Copy every line of the listing that holds the string "marker".
#### PROVIDED MATERIAL ####
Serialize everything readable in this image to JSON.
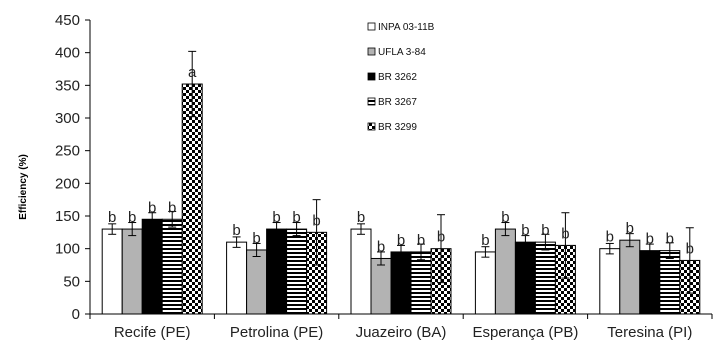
{
  "chart_data": {
    "type": "bar",
    "title": "",
    "xlabel": "",
    "ylabel": "Efficiency (%)",
    "ylim": [
      0,
      450
    ],
    "yticks": [
      "0",
      "50",
      "100",
      "150",
      "200",
      "250",
      "300",
      "350",
      "400",
      "450"
    ],
    "grid": false,
    "legend_position": "top-right",
    "categories": [
      "Recife (PE)",
      "Petrolina (PE)",
      "Juazeiro (BA)",
      "Esperança (PB)",
      "Teresina (PI)"
    ],
    "series": [
      {
        "name": "INPA 03-11B",
        "pattern": "white",
        "values": [
          130,
          110,
          130,
          95,
          100
        ],
        "errors": [
          8,
          8,
          8,
          8,
          8
        ],
        "letters": [
          "b",
          "b",
          "b",
          "b",
          "b"
        ]
      },
      {
        "name": "UFLA 3-84",
        "pattern": "gray",
        "values": [
          130,
          98,
          85,
          130,
          113
        ],
        "errors": [
          10,
          10,
          10,
          10,
          10
        ],
        "letters": [
          "b",
          "b",
          "b",
          "b",
          "b"
        ]
      },
      {
        "name": "BR 3262",
        "pattern": "black",
        "values": [
          145,
          130,
          95,
          110,
          97
        ],
        "errors": [
          10,
          10,
          10,
          10,
          10
        ],
        "letters": [
          "b",
          "b",
          "b",
          "b",
          "b"
        ]
      },
      {
        "name": "BR 3267",
        "pattern": "hstripes",
        "values": [
          145,
          130,
          95,
          110,
          97
        ],
        "errors": [
          12,
          10,
          12,
          12,
          12
        ],
        "letters": [
          "b",
          "b",
          "b",
          "b",
          "b"
        ]
      },
      {
        "name": "BR 3299",
        "pattern": "checker",
        "values": [
          352,
          125,
          100,
          105,
          82
        ],
        "errors": [
          50,
          50,
          52,
          50,
          50
        ],
        "letters": [
          "a",
          "b",
          "b",
          "b",
          "b"
        ]
      }
    ],
    "colors": {
      "white": "#ffffff",
      "gray": "#b3b3b3",
      "black": "#000000",
      "outline": "#000000"
    }
  }
}
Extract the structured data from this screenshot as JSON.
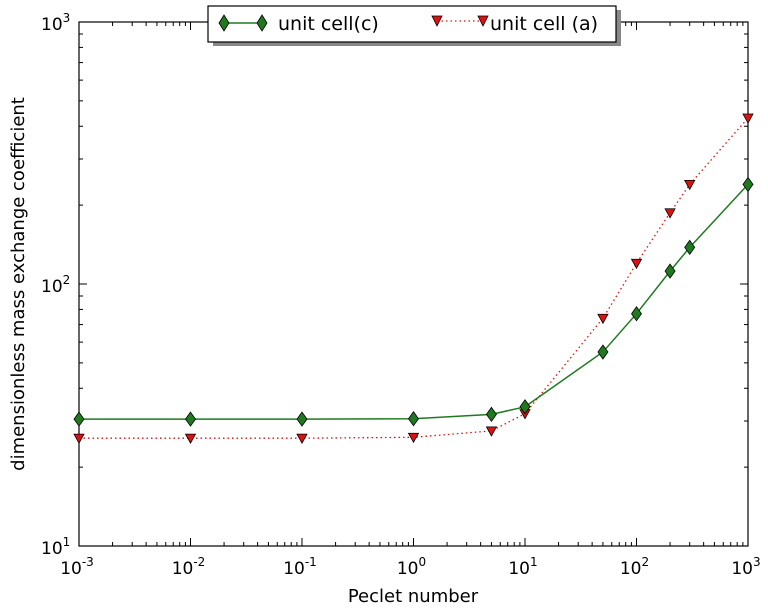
{
  "chart_data": {
    "type": "line",
    "title": "",
    "xlabel": "Peclet number",
    "ylabel": "dimensionless mass exchange coefficient",
    "xscale": "log",
    "yscale": "log",
    "xlim": [
      0.001,
      1000
    ],
    "ylim": [
      10,
      1000
    ],
    "grid": false,
    "legend_position": "top-center",
    "x_ticks": [
      {
        "value": 0.001,
        "base": "10",
        "exp": "-3"
      },
      {
        "value": 0.01,
        "base": "10",
        "exp": "-2"
      },
      {
        "value": 0.1,
        "base": "10",
        "exp": "-1"
      },
      {
        "value": 1,
        "base": "10",
        "exp": "0"
      },
      {
        "value": 10,
        "base": "10",
        "exp": "1"
      },
      {
        "value": 100,
        "base": "10",
        "exp": "2"
      },
      {
        "value": 1000,
        "base": "10",
        "exp": "3"
      }
    ],
    "y_ticks": [
      {
        "value": 10,
        "base": "10",
        "exp": "1"
      },
      {
        "value": 100,
        "base": "10",
        "exp": "2"
      },
      {
        "value": 1000,
        "base": "10",
        "exp": "3"
      }
    ],
    "series": [
      {
        "name": "unit cell(c)",
        "color": "#1f7a1f",
        "marker": "diamond",
        "line_style": "solid",
        "x": [
          0.001,
          0.01,
          0.1,
          1,
          5,
          10,
          50,
          100,
          200,
          300,
          1000
        ],
        "y": [
          30.5,
          30.5,
          30.5,
          30.6,
          31.8,
          34,
          55,
          77,
          112,
          138,
          240
        ]
      },
      {
        "name": "unit cell (a)",
        "color": "#dd1111",
        "marker": "triangle-down",
        "line_style": "dotted",
        "x": [
          0.001,
          0.01,
          0.1,
          1,
          5,
          10,
          50,
          100,
          200,
          300,
          1000
        ],
        "y": [
          25.8,
          25.8,
          25.8,
          26,
          27.5,
          32,
          74,
          120,
          187,
          240,
          430
        ]
      }
    ]
  }
}
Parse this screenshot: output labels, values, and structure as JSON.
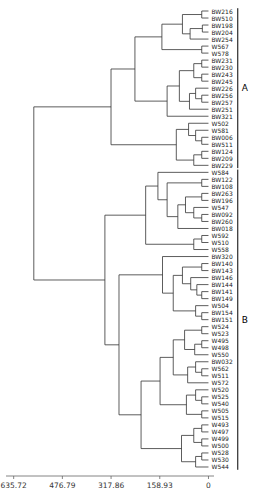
{
  "chart_data": {
    "type": "dendrogram",
    "labels": [
      "BW216",
      "BW510",
      "BW198",
      "BW204",
      "BW254",
      "W567",
      "W578",
      "BW231",
      "BW230",
      "BW243",
      "BW245",
      "BW226",
      "BW256",
      "BW257",
      "BW251",
      "BW321",
      "W502",
      "W581",
      "BW006",
      "BW511",
      "BW124",
      "BW209",
      "BW229",
      "W584",
      "BW122",
      "BW108",
      "BW263",
      "BW196",
      "W547",
      "BW092",
      "BW260",
      "BW018",
      "W592",
      "W510",
      "W558",
      "BW320",
      "BW140",
      "BW143",
      "BW146",
      "BW144",
      "BW141",
      "BW149",
      "W504",
      "BW154",
      "BW151",
      "W524",
      "W523",
      "W495",
      "W498",
      "W550",
      "BW032",
      "W562",
      "W511",
      "W572",
      "W520",
      "W525",
      "W540",
      "W505",
      "W515",
      "W493",
      "W497",
      "W499",
      "W500",
      "W528",
      "W530",
      "W544"
    ],
    "tree": {
      "left": {
        "left": {
          "left": {
            "left": {
              "left": {
                "left": 0,
                "right": 1,
                "height": 22
              },
              "right": {
                "left": {
                  "left": 2,
                  "right": 3,
                  "height": 20
                },
                "right": 4,
                "height": 60
              },
              "height": 85
            },
            "right": {
              "left": 5,
              "right": 6,
              "height": 22
            },
            "height": 152
          },
          "right": {
            "left": {
              "left": {
                "left": {
                  "left": 7,
                  "right": 8,
                  "height": 22
                },
                "right": {
                  "left": 9,
                  "right": 10,
                  "height": 22
                },
                "height": 48
              },
              "right": {
                "left": {
                  "left": 11,
                  "right": {
                    "left": 12,
                    "right": 13,
                    "height": 22
                  },
                  "height": 42
                },
                "right": 14,
                "height": 62
              },
              "height": 95
            },
            "right": 15,
            "height": 135
          },
          "height": 240
        },
        "right": {
          "left": {
            "left": 16,
            "right": {
              "left": 17,
              "right": {
                "left": 18,
                "right": 19,
                "height": 22
              },
              "height": 42
            },
            "height": 65
          },
          "right": {
            "left": {
              "left": 20,
              "right": 21,
              "height": 22
            },
            "right": 22,
            "height": 48
          },
          "height": 105
        },
        "height": 318
      },
      "right": {
        "left": {
          "left": {
            "left": 23,
            "right": {
              "left": {
                "left": 24,
                "right": 25,
                "height": 22
              },
              "right": {
                "left": {
                  "left": {
                    "left": 26,
                    "right": 27,
                    "height": 22
                  },
                  "right": {
                    "left": 28,
                    "right": {
                      "left": 29,
                      "right": 30,
                      "height": 22
                    },
                    "height": 48
                  },
                  "height": 75
                },
                "right": 31,
                "height": 100
              },
              "height": 135
            },
            "height": 165
          },
          "right": {
            "left": {
              "left": 32,
              "right": 33,
              "height": 22
            },
            "right": 34,
            "height": 48
          },
          "height": 205
        },
        "right": {
          "left": {
            "left": 35,
            "right": {
              "left": {
                "left": {
                  "left": 36,
                  "right": 37,
                  "height": 22
                },
                "right": {
                  "left": 38,
                  "right": {
                    "left": 39,
                    "right": {
                      "left": 40,
                      "right": 41,
                      "height": 22
                    },
                    "height": 38
                  },
                  "height": 58
                },
                "height": 85
              },
              "right": {
                "left": 42,
                "right": {
                  "left": 43,
                  "right": 44,
                  "height": 22
                },
                "height": 42
              },
              "height": 115
            },
            "height": 150
          },
          "right": {
            "left": {
              "left": {
                "left": {
                  "left": {
                    "left": 45,
                    "right": 46,
                    "height": 22
                  },
                  "right": {
                    "left": {
                      "left": 47,
                      "right": 48,
                      "height": 22
                    },
                    "right": 49,
                    "height": 45
                  },
                  "height": 78
                },
                "right": {
                  "left": {
                    "left": 50,
                    "right": {
                      "left": 51,
                      "right": 52,
                      "height": 22
                    },
                    "height": 42
                  },
                  "right": 53,
                  "height": 68
                },
                "height": 115
              },
              "right": {
                "left": {
                  "left": 54,
                  "right": {
                    "left": 55,
                    "right": 56,
                    "height": 22
                  },
                  "height": 42
                },
                "right": {
                  "left": 57,
                  "right": 58,
                  "height": 22
                },
                "height": 72
              },
              "height": 158
            },
            "right": {
              "left": {
                "left": {
                  "left": 59,
                  "right": 60,
                  "height": 22
                },
                "right": {
                  "left": 61,
                  "right": 62,
                  "height": 22
                },
                "height": 48
              },
              "right": {
                "left": {
                  "left": 63,
                  "right": 64,
                  "height": 22
                },
                "right": 65,
                "height": 42
              },
              "height": 88
            },
            "height": 220
          },
          "height": 292
        },
        "height": 338
      },
      "height": 570
    },
    "groups": [
      {
        "label": "A",
        "leaves": [
          0,
          22
        ]
      },
      {
        "label": "B",
        "leaves": [
          23,
          65
        ]
      }
    ],
    "xlim": [
      660.72,
      -18
    ],
    "xticks": [
      635.72,
      476.79,
      317.86,
      158.93,
      0
    ]
  }
}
####
- _THE OUTPUT_:
        "marker": "diamond",
        "marker": "triangle-down",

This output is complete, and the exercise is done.